CONSEGNA 1: Trascrivi fedelmente, riga per riga, tutti i record riportati più avanti, senza includere le immagini.

TESTO ESTRATTO:
════

L’amministratore delegato, secondo quanto previsto dall’articolo 2, è nominato dal Cda su proposta dell’assemblea dei soci, dunque del Tesoro, resta in carica per tre anni e può essere revocato dallo stesso consiglio.
Può nominare i dirigenti, ma per le nomine editoriali deve avere il parere del Cda che, nel caso dei direttori di testata, è vincolante se fornito a maggioranza dei due terzi.
Secondo un emendamento approvato in commissione alla Camera, assume, nomina, promuove e stabilisce la collocazione anche dei giornalisti, su proposta dei direttori di testata e nel rispetto del contratto di lavoro giornalistico; può firmare contratti fino a 10 milioni di euro e ha massima autonomia sulla gestione economica. Prevista l’incompatibilità con cariche di Governo, l’Ad deve, inoltre, essere nominato tra coloro che non abbiano conflitti di interesse e non cumulino cariche in società concorrenti.
All’Ad spetta anche l’approvazione del piano per la trasparenza e la comunicazione aziendale, con la pubblicazione degli stipendi dei dirigenti.
Il presidente di garanzia è stato introdotto con un emendamento di Forza Italia. Viene nominato dal Cda tra i suoi membri, ma deve ottenere il parere favorevole della Commissione di Vigilanza con i due terzi dei voti.
I componenti del Cda sono sette al posto degli attuali nove: quattro eletti da Camera e Senato, due nominati dal governo e uno designato dall’assemblea dei dipendenti.
Delega al Governo per il riordino e la semplificazione dell’assetto normativo.
Il Contratto di Servizio viene prolungato dall’articolo 1 a cinque anni e si potenzia anche il ruolo del Consiglio dei Ministri che delibera gli indirizzi prima di ciascun rinnovo del contratto nazionale. Alla Camera è stata introdotta una norma con la previsione di una consultazione pubblica in vista del rinnovo della concessione che scadrà a maggio.
Il canone
Accanto a tutti questi cambiamenti che riguardano la governance, c’è anche quella introdotta dalla Legge di Stabilità sul canone che da gennaio sarà collegato alla bolletta elettrica, diluito in dieci rate, con la novità che il maggiore gettito sarà destinato alla riduzione della tasse, all’allargamento delle esenzioni e al Fondo per le tv locali.
R&S-Mediobanca fa i conti del settore radiotelevisivo, evidenziando una ripresa nel 2014.
Sui ricavi aggregati della Rai pesa però l’evasione del canone che segna un -9,5% lo scorso anno.
Il canone Rai è il più basso nel panorama europeo, ma il tasso di evasione, con il 30,5% che equivale a circa 600 milioni di mancati introiti, è da primato e si confronta con il 5% di Uk e l’1% di Germania e Francia.

════

ESTRATTO DEI DATI:
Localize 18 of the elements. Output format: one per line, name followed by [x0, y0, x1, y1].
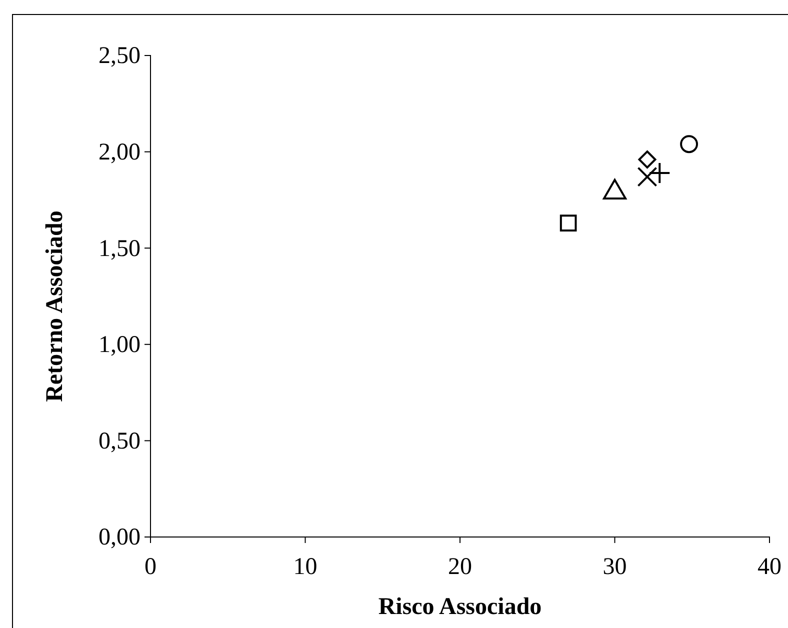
x-tick-label: 0	[144, 554, 156, 580]
x-tick-label: 30	[602, 554, 627, 580]
y-tick-label: 0,50	[98, 428, 140, 454]
y-tick-label: 1,00	[98, 332, 140, 358]
y-tick-label: 2,00	[98, 139, 140, 166]
x-tick-label: 40	[758, 554, 782, 580]
point	[638, 150, 656, 169]
point	[648, 162, 671, 184]
point	[560, 214, 577, 232]
y-tick-label: 2,50	[98, 43, 140, 70]
x-tick-label: 20	[448, 554, 472, 580]
x-tick-label: 10	[293, 554, 318, 580]
x-axis-title: Risco Associado	[378, 594, 542, 620]
point	[680, 135, 698, 154]
y-tick-label: 0,00	[98, 524, 140, 551]
y-axis-title: Retorno Associado	[42, 210, 68, 402]
y-tick-label: 1,50	[98, 236, 140, 262]
point	[637, 166, 658, 187]
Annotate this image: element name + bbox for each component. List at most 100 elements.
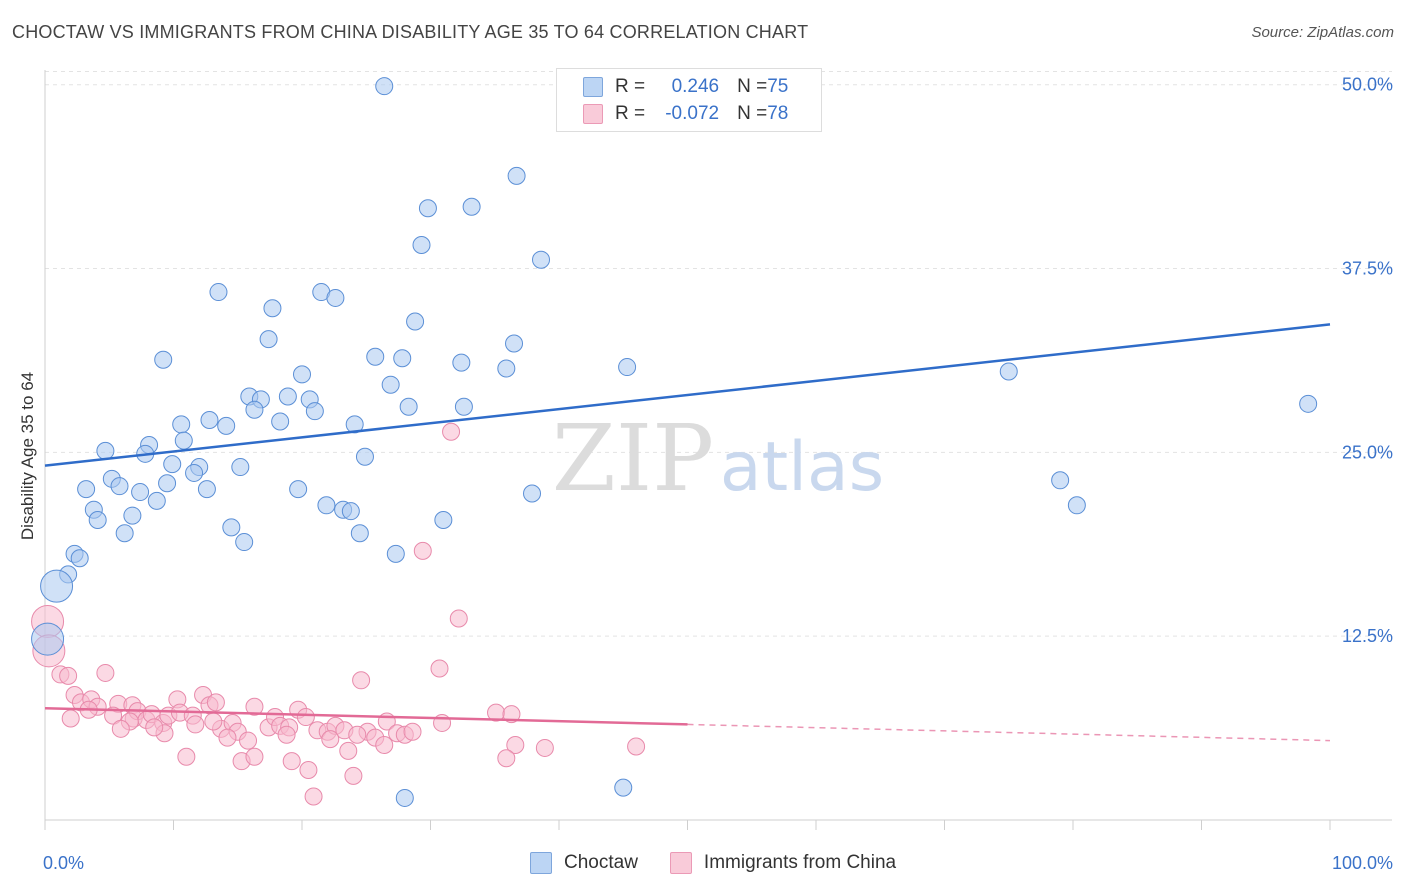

════

CONSEGNA 2: Cita dal testo sulla riforma della Rai il passo compreso tra "I componenti del" e "semplificazione dell’assetto normativo.", estremi inclusi.

RISPOSTA ATTESA 1:
Localize 18 of the elements. Output format: one per line, name followed by [x0, y0, x1, y1].
x-tick-label: 0	[144, 554, 156, 580]
x-tick-label: 30	[602, 554, 627, 580]
y-tick-label: 0,50	[98, 428, 140, 454]
y-tick-label: 1,00	[98, 332, 140, 358]
y-tick-label: 2,00	[98, 139, 140, 166]
x-tick-label: 40	[758, 554, 782, 580]
point	[638, 150, 656, 169]
point	[648, 162, 671, 184]
point	[560, 214, 577, 232]
y-tick-label: 2,50	[98, 43, 140, 70]
x-tick-label: 20	[448, 554, 472, 580]
x-tick-label: 10	[293, 554, 318, 580]
x-axis-title: Risco Associado	[378, 594, 542, 620]
point	[680, 135, 698, 154]
y-tick-label: 0,00	[98, 524, 140, 551]
y-axis-title: Retorno Associado	[42, 210, 68, 402]
y-tick-label: 1,50	[98, 236, 140, 262]
point	[637, 166, 658, 187]
Annotate this image: element name + bbox for each component. List at most 100 elements.

RISPOSTA ATTESA 2:
I componenti del Cda sono sette al posto degli attuali nove: quattro eletti da Camera e Senato, due nominati dal governo e uno designato dall’assemblea dei dipendenti.
Delega al Governo per il riordino e la semplificazione dell’assetto normativo.